## Dataset content:
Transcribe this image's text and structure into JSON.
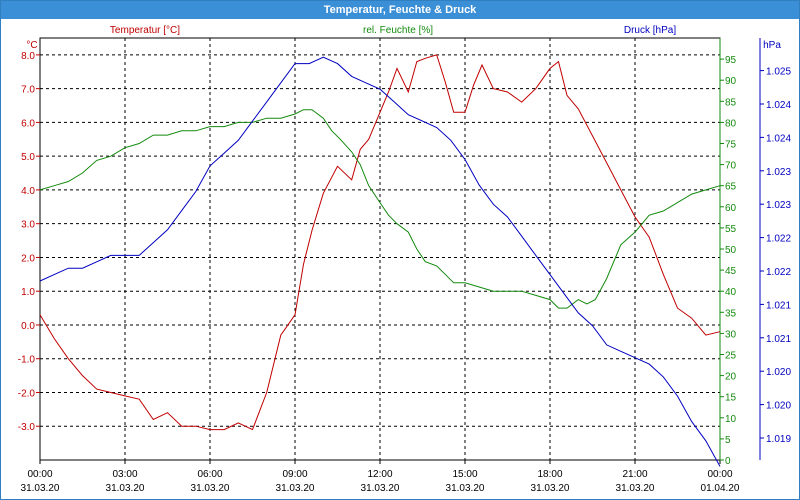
{
  "window": {
    "title": "Temperatur, Feuchte & Druck"
  },
  "colors": {
    "temp": "#c00000",
    "hum": "#138a0d",
    "press": "#0000c0",
    "grid": "#000000"
  },
  "chart_data": {
    "type": "line",
    "title": "Temperatur, Feuchte & Druck",
    "grid": true,
    "x_ticks": [
      {
        "time": "00:00",
        "date": "31.03.20"
      },
      {
        "time": "03:00",
        "date": "31.03.20"
      },
      {
        "time": "06:00",
        "date": "31.03.20"
      },
      {
        "time": "09:00",
        "date": "31.03.20"
      },
      {
        "time": "12:00",
        "date": "31.03.20"
      },
      {
        "time": "15:00",
        "date": "31.03.20"
      },
      {
        "time": "18:00",
        "date": "31.03.20"
      },
      {
        "time": "21:00",
        "date": "31.03.20"
      },
      {
        "time": "00:00",
        "date": "01.04.20"
      }
    ],
    "x_range_hours": [
      0,
      24
    ],
    "axes": {
      "left": {
        "unit": "°C",
        "min": -4,
        "max": 8.5,
        "ticks": [
          "8.0",
          "7.0",
          "6.0",
          "5.0",
          "4.0",
          "3.0",
          "2.0",
          "1.0",
          "0.0",
          "-1.0",
          "-2.0",
          "-3.0"
        ]
      },
      "right1": {
        "unit": "%",
        "min": 0,
        "max": 100,
        "ticks": [
          "0",
          "5",
          "10",
          "15",
          "20",
          "25",
          "30",
          "35",
          "40",
          "45",
          "50",
          "55",
          "60",
          "65",
          "70",
          "75",
          "80",
          "85",
          "90",
          "95"
        ]
      },
      "right2": {
        "unit": "hPa",
        "min": 1019,
        "max": 1025.6,
        "ticks": [
          "1.019",
          "1.020",
          "1.020",
          "1.021",
          "1.021",
          "1.022",
          "1.022",
          "1.023",
          "1.023",
          "1.024",
          "1.024",
          "1.025"
        ]
      }
    },
    "series": [
      {
        "name": "Temperatur [°C]",
        "axis": "left",
        "x": [
          0,
          0.5,
          1,
          1.5,
          2,
          2.5,
          3,
          3.5,
          4,
          4.5,
          5,
          5.5,
          6,
          6.5,
          7,
          7.5,
          8,
          8.5,
          9,
          9.3,
          9.6,
          10,
          10.5,
          11,
          11.3,
          11.6,
          12,
          12.3,
          12.6,
          13,
          13.3,
          13.6,
          14,
          14.3,
          14.6,
          15,
          15.3,
          15.6,
          16,
          16.5,
          17,
          17.5,
          18,
          18.3,
          18.6,
          19,
          19.5,
          20,
          20.5,
          21,
          21.5,
          22,
          22.5,
          23,
          23.5,
          24
        ],
        "values": [
          0.3,
          -0.4,
          -1.0,
          -1.5,
          -1.9,
          -2.0,
          -2.1,
          -2.2,
          -2.8,
          -2.6,
          -3.0,
          -3.0,
          -3.1,
          -3.1,
          -2.9,
          -3.1,
          -2.0,
          -0.3,
          0.3,
          1.8,
          2.8,
          3.9,
          4.7,
          4.3,
          5.2,
          5.5,
          6.3,
          6.9,
          7.6,
          6.9,
          7.8,
          7.9,
          8.0,
          7.2,
          6.3,
          6.3,
          7.1,
          7.7,
          7.0,
          6.9,
          6.6,
          7.0,
          7.6,
          7.8,
          6.8,
          6.4,
          5.6,
          4.8,
          4.0,
          3.2,
          2.6,
          1.5,
          0.5,
          0.2,
          -0.3,
          -0.2
        ]
      },
      {
        "name": "rel. Feuchte [%]",
        "axis": "right1",
        "x": [
          0,
          0.5,
          1,
          1.5,
          2,
          2.5,
          3,
          3.5,
          4,
          4.5,
          5,
          5.5,
          6,
          6.5,
          7,
          7.5,
          8,
          8.5,
          9,
          9.3,
          9.6,
          10,
          10.3,
          10.6,
          11,
          11.3,
          11.6,
          12,
          12.3,
          12.6,
          13,
          13.3,
          13.6,
          14,
          14.3,
          14.6,
          15,
          15.5,
          16,
          16.5,
          17,
          17.5,
          18,
          18.3,
          18.6,
          19,
          19.3,
          19.6,
          20,
          20.5,
          21,
          21.5,
          22,
          22.5,
          23,
          23.5,
          24
        ],
        "values": [
          64,
          65,
          66,
          68,
          71,
          72,
          74,
          75,
          77,
          77,
          78,
          78,
          79,
          79,
          80,
          80,
          81,
          81,
          82,
          83,
          83,
          81,
          78,
          76,
          73,
          70,
          65,
          61,
          58,
          56,
          54,
          50,
          47,
          46,
          44,
          42,
          42,
          41,
          40,
          40,
          40,
          39,
          38,
          36,
          36,
          38,
          37,
          38,
          43,
          51,
          54,
          58,
          59,
          61,
          63,
          64,
          65
        ]
      },
      {
        "name": "Druck [hPa]",
        "axis": "right2",
        "x": [
          0,
          0.5,
          1,
          1.5,
          2,
          2.5,
          3,
          3.5,
          4,
          4.5,
          5,
          5.5,
          6,
          6.5,
          7,
          7.5,
          8,
          8.5,
          9,
          9.5,
          10,
          10.5,
          11,
          11.5,
          12,
          12.5,
          13,
          13.5,
          14,
          14.5,
          15,
          15.5,
          16,
          16.5,
          17,
          17.5,
          18,
          18.5,
          19,
          19.5,
          20,
          20.5,
          21,
          21.5,
          22,
          22.5,
          23,
          23.5,
          24
        ],
        "values": [
          1021.8,
          1021.9,
          1022.0,
          1022.0,
          1022.1,
          1022.2,
          1022.2,
          1022.2,
          1022.4,
          1022.6,
          1022.9,
          1023.2,
          1023.6,
          1023.8,
          1024.0,
          1024.3,
          1024.6,
          1024.9,
          1025.2,
          1025.2,
          1025.3,
          1025.2,
          1025.0,
          1024.9,
          1024.8,
          1024.6,
          1024.4,
          1024.3,
          1024.2,
          1024.0,
          1023.7,
          1023.3,
          1023.0,
          1022.8,
          1022.5,
          1022.2,
          1021.9,
          1021.6,
          1021.3,
          1021.1,
          1020.8,
          1020.7,
          1020.6,
          1020.5,
          1020.3,
          1020.0,
          1019.6,
          1019.3,
          1018.9
        ]
      }
    ]
  }
}
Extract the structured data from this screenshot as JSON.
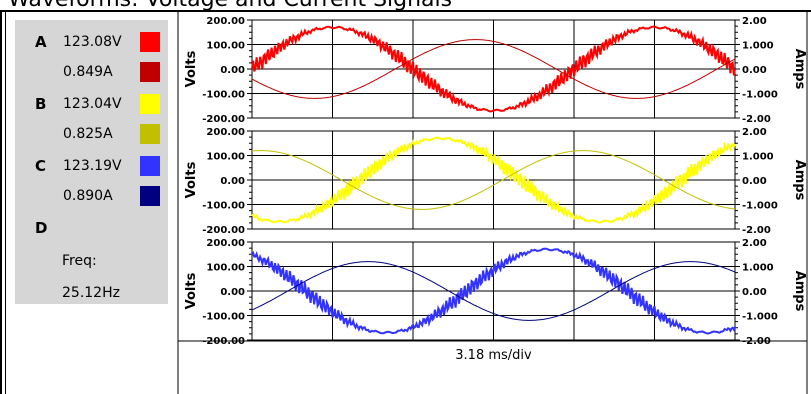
{
  "title": "Waveforms: Voltage and Current Signals",
  "legend": {
    "phases": [
      {
        "letter": "A",
        "voltage": "123.08V",
        "current": "0.849A",
        "voltage_color": "#ff0000",
        "current_color": "#c00000"
      },
      {
        "letter": "B",
        "voltage": "123.04V",
        "current": "0.825A",
        "voltage_color": "#ffff00",
        "current_color": "#c0c000"
      },
      {
        "letter": "C",
        "voltage": "123.19V",
        "current": "0.890A",
        "voltage_color": "#3333ff",
        "current_color": "#000080"
      },
      {
        "letter": "D",
        "voltage": "",
        "current": "",
        "voltage_color": "",
        "current_color": ""
      }
    ],
    "freq_label": "Freq:",
    "freq_value": "25.12Hz"
  },
  "xlabel": "3.18 ms/div",
  "chart_data": [
    {
      "type": "line",
      "ylabel_left": "Volts",
      "ylabel_right": "Amps",
      "yticks_left": [
        "200.00",
        "100.00",
        "0.00",
        "-100.00",
        "-200.00"
      ],
      "yticks_right": [
        "2.00",
        "1.000",
        "0.00",
        "-1.000",
        "-2.00"
      ],
      "ylim_left": [
        -200,
        200
      ],
      "ylim_right": [
        -2,
        2
      ],
      "x_divisions": 6,
      "series": [
        {
          "axis": "left",
          "kind": "voltage",
          "color": "#ff0000",
          "amplitude": 170,
          "phase_deg": 0,
          "periods": 1.5
        },
        {
          "axis": "right",
          "kind": "current",
          "color": "#c00000",
          "amplitude": 1.2,
          "phase_deg": 200,
          "periods": 1.5
        }
      ]
    },
    {
      "type": "line",
      "ylabel_left": "Volts",
      "ylabel_right": "Amps",
      "yticks_left": [
        "200.00",
        "100.00",
        "0.00",
        "-100.00",
        "-200.00"
      ],
      "yticks_right": [
        "2.00",
        "1.000",
        "0.00",
        "-1.000",
        "-2.00"
      ],
      "ylim_left": [
        -200,
        200
      ],
      "ylim_right": [
        -2,
        2
      ],
      "x_divisions": 6,
      "series": [
        {
          "axis": "left",
          "kind": "voltage",
          "color": "#ffff00",
          "amplitude": 170,
          "phase_deg": -120,
          "periods": 1.5
        },
        {
          "axis": "right",
          "kind": "current",
          "color": "#c0c000",
          "amplitude": 1.2,
          "phase_deg": 80,
          "periods": 1.5
        }
      ]
    },
    {
      "type": "line",
      "ylabel_left": "Volts",
      "ylabel_right": "Amps",
      "yticks_left": [
        "200.00",
        "100.00",
        "0.00",
        "-100.00",
        "-200.00"
      ],
      "yticks_right": [
        "2.00",
        "1.000",
        "0.00",
        "-1.000",
        "-2.00"
      ],
      "ylim_left": [
        -200,
        200
      ],
      "ylim_right": [
        -2,
        2
      ],
      "x_divisions": 6,
      "series": [
        {
          "axis": "left",
          "kind": "voltage",
          "color": "#3333ff",
          "amplitude": 170,
          "phase_deg": 120,
          "periods": 1.5
        },
        {
          "axis": "right",
          "kind": "current",
          "color": "#000080",
          "amplitude": 1.2,
          "phase_deg": 320,
          "periods": 1.5
        }
      ]
    }
  ]
}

## Given request:
Of the lines in the records, determine how many contain the word "Temperatur", and report that number alone.

## Exercise result:
3